* Instructions to follow: Tally the lines that contain the string "JSON" and state that total without comment.

* Record list:
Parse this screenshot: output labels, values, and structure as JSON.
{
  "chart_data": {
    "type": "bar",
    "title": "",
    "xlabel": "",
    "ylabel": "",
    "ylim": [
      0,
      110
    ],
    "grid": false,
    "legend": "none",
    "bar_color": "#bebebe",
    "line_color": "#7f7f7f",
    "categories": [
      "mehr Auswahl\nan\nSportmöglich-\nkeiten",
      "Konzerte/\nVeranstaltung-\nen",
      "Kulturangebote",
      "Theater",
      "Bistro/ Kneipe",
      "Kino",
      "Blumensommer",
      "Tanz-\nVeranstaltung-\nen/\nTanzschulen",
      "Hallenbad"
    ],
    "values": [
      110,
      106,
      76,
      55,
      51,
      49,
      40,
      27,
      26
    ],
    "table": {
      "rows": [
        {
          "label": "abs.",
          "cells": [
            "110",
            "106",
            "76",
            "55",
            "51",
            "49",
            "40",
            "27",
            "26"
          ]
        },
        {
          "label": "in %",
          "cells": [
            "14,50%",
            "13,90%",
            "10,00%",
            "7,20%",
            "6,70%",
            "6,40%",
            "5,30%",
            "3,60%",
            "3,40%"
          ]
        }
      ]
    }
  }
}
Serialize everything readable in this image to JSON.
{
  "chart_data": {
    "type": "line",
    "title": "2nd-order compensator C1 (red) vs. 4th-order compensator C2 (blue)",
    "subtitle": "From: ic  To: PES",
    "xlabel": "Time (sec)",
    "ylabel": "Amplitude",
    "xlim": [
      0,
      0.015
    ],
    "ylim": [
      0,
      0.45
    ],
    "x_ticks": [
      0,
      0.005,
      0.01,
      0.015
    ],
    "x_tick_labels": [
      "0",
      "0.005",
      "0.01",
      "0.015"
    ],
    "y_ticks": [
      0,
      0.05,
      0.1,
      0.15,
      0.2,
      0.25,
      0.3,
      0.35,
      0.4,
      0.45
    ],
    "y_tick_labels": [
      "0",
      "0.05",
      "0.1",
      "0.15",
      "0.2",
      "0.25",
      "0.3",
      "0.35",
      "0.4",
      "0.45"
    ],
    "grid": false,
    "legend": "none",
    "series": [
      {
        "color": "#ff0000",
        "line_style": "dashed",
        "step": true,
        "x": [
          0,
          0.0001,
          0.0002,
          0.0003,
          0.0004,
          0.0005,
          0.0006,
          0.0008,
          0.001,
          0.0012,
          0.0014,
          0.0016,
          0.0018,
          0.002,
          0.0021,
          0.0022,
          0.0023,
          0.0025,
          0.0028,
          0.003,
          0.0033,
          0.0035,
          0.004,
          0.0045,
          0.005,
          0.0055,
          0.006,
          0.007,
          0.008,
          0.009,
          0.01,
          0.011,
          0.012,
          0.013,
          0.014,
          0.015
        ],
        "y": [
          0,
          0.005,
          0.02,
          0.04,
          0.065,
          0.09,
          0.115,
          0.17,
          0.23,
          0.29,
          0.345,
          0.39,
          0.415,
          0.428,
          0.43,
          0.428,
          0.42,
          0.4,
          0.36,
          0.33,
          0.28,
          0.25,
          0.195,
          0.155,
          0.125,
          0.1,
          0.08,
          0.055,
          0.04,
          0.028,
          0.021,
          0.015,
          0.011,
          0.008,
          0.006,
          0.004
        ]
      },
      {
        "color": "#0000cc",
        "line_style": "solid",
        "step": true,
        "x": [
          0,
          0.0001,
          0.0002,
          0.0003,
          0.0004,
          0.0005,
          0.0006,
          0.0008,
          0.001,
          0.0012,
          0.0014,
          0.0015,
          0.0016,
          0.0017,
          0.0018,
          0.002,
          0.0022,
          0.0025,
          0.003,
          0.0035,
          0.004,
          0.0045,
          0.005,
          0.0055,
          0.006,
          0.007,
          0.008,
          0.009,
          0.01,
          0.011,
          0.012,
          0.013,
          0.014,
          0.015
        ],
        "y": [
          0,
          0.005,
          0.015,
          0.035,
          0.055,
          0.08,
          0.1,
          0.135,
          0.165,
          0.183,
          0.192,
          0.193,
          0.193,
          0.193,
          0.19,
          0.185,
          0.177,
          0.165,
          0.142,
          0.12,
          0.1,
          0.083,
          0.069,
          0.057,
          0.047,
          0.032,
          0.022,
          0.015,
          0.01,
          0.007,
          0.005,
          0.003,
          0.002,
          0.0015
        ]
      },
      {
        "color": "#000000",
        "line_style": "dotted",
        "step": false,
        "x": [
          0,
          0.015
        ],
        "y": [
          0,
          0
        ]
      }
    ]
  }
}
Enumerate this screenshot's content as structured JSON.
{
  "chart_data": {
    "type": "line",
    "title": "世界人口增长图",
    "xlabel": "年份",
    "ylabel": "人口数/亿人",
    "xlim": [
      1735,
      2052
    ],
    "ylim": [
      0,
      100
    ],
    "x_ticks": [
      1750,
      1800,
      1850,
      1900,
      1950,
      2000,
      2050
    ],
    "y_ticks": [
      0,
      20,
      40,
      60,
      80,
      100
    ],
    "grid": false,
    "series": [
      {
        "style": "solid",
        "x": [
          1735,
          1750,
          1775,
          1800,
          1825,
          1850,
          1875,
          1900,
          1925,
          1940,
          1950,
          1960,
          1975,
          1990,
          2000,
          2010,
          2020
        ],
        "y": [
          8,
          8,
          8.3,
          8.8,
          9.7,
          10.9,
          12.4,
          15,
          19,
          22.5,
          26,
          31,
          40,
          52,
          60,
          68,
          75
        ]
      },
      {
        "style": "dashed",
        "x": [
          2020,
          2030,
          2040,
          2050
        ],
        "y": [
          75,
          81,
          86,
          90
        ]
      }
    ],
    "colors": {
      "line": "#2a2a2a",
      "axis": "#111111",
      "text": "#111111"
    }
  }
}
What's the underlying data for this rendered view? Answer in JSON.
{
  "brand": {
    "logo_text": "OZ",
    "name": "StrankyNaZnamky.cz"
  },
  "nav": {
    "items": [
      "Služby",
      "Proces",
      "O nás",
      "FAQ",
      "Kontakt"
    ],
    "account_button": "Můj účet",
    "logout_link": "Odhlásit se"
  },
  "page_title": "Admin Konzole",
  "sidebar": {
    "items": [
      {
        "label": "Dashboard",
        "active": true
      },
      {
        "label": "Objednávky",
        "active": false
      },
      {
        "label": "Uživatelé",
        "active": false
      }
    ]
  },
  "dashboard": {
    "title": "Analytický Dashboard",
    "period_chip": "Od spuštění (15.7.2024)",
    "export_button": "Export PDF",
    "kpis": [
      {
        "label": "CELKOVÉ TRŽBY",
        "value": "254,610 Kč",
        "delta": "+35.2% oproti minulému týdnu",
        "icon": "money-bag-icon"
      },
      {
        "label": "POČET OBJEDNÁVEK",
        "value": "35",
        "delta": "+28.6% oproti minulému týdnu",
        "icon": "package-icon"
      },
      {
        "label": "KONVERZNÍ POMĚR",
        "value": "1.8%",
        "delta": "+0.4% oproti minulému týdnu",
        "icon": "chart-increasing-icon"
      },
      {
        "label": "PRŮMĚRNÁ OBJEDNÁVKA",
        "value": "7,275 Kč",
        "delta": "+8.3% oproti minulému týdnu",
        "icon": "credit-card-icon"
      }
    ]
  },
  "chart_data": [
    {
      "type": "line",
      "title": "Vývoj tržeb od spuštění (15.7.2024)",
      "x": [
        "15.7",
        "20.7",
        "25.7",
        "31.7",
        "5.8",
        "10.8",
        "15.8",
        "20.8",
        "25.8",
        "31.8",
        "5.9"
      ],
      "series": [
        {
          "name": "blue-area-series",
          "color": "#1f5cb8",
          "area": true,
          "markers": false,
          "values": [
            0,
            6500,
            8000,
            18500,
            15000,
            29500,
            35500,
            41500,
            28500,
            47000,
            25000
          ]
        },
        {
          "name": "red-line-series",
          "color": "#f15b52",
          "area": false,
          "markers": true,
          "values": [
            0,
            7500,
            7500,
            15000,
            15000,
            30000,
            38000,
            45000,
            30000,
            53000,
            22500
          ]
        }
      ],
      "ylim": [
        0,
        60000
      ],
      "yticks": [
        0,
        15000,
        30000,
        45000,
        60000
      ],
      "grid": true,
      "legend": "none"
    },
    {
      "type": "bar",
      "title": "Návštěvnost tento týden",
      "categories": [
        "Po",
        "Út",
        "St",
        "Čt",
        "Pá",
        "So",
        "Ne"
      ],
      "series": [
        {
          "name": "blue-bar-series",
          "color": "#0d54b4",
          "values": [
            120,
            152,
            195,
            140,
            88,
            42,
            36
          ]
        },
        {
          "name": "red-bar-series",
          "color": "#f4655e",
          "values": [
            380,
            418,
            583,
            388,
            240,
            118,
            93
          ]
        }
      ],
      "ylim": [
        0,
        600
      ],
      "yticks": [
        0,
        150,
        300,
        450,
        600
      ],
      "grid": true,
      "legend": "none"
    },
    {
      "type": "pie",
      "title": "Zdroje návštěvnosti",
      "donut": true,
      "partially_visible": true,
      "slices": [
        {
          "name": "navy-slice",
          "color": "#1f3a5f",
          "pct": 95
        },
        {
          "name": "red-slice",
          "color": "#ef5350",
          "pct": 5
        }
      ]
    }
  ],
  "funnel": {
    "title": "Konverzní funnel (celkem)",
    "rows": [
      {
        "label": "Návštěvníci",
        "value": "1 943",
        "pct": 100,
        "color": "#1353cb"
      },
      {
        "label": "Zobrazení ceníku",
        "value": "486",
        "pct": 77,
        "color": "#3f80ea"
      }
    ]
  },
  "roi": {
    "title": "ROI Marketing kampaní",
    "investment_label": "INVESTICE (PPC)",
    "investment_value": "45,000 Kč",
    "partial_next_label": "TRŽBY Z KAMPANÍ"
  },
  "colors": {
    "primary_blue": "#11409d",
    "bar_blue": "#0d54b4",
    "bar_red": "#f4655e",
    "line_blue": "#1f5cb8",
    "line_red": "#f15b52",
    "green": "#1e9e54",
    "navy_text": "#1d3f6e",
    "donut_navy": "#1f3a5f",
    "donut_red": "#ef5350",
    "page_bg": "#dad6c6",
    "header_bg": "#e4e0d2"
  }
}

* Output for this task: 4